[Data excerpts]
+ + +

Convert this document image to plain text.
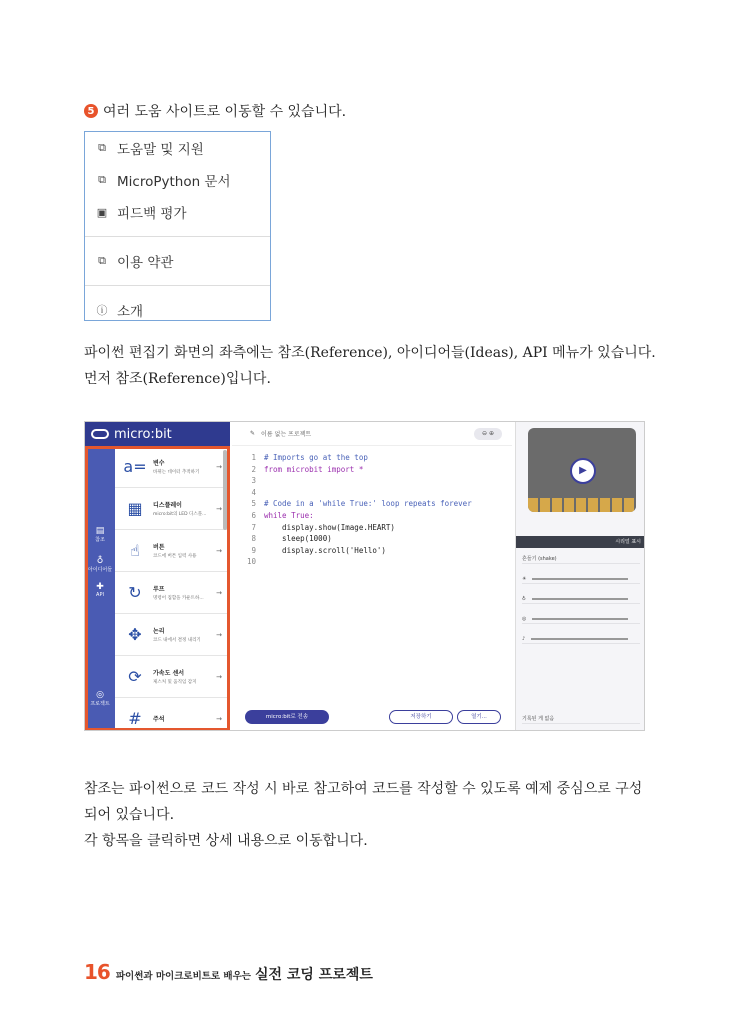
5 여러 도움 사이트로 이동할 수 있습니다.
⧉ 도움말 및 지원
⧉ MicroPython 문서
▣ 피드백 평가
⧉ 이용 약관
ⓘ 소개
파이썬 편집기 화면의 좌측에는 참조(Reference), 아이디어들(Ideas), API 메뉴가 있습니다.
먼저 참조(Reference)입니다.
micro:bit
▤
참조
♁
아이디어들
✚
API
◎
프로젝트
a=	변수
바뀌는 데이터 추적하기
→
▦	디스플레이
micro:bit의 LED 디스플...
→
☝	버튼
코드에 버튼 입력 사용
→
↻	루프
명령어 집합을 카운트하...
→
✥	논리
코드 내에서 결정 내리기
→
⟳	가속도 센서
제스처 및 움직임 감지
→
#	주석	→
✎ 이름 없는 프로젝트	⊖ ⊕
1 # Imports go at the top
2 from microbit import *
3
4
5 # Code in a 'while True:' loop repeats forever
6 while True:
7    display.show(Image.HEART)
8    sleep(1000)
9    display.scroll('Hello')
10
micro:bit로 전송	저장하기	열기...
▶
시리얼 표시
흔들기 (shake)
☀
♁
◎
♪
기록된 게 없음
참조는 파이썬으로 코드 작성 시 바로 참고하여 코드를 작성할 수 있도록 예제 중심으로 구성
되어 있습니다.
각 항목을 클릭하면 상세 내용으로 이동합니다.
16 파이썬과 마이크로비트로 배우는 실전 코딩 프로젝트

+ + +

== REQUIRED WORK ==
Would you set down the listing exactly, omitting pictures?

== RIGHT ANSWER ==
Convert this document image to plain text.
5 여러 도움 사이트로 이동할 수 있습니다.
⧉ 도움말 및 지원
⧉ MicroPython 문서
▣ 피드백 평가
⧉ 이용 약관
ⓘ 소개
파이썬 편집기 화면의 좌측에는 참조(Reference), 아이디어들(Ideas), API 메뉴가 있습니다.
먼저 참조(Reference)입니다.
micro:bit
▤
참조
♁
아이디어들
✚
API
◎
프로젝트
a=	변수
바뀌는 데이터 추적하기
→
▦	디스플레이
micro:bit의 LED 디스플...
→
☝	버튼
코드에 버튼 입력 사용
→
↻	루프
명령어 집합을 카운트하...
→
✥	논리
코드 내에서 결정 내리기
→
⟳	가속도 센서
제스처 및 움직임 감지
→
#	주석	→
✎ 이름 없는 프로젝트	⊖ ⊕
1 # Imports go at the top
2 from microbit import *
3
4
5 # Code in a 'while True:' loop repeats forever
6 while True:
7    display.show(Image.HEART)
8    sleep(1000)
9    display.scroll('Hello')
10
micro:bit로 전송	저장하기	열기...
▶
시리얼 표시
흔들기 (shake)
☀
♁
◎
♪
기록된 게 없음
참조는 파이썬으로 코드 작성 시 바로 참고하여 코드를 작성할 수 있도록 예제 중심으로 구성
되어 있습니다.
각 항목을 클릭하면 상세 내용으로 이동합니다.
16 파이썬과 마이크로비트로 배우는 실전 코딩 프로젝트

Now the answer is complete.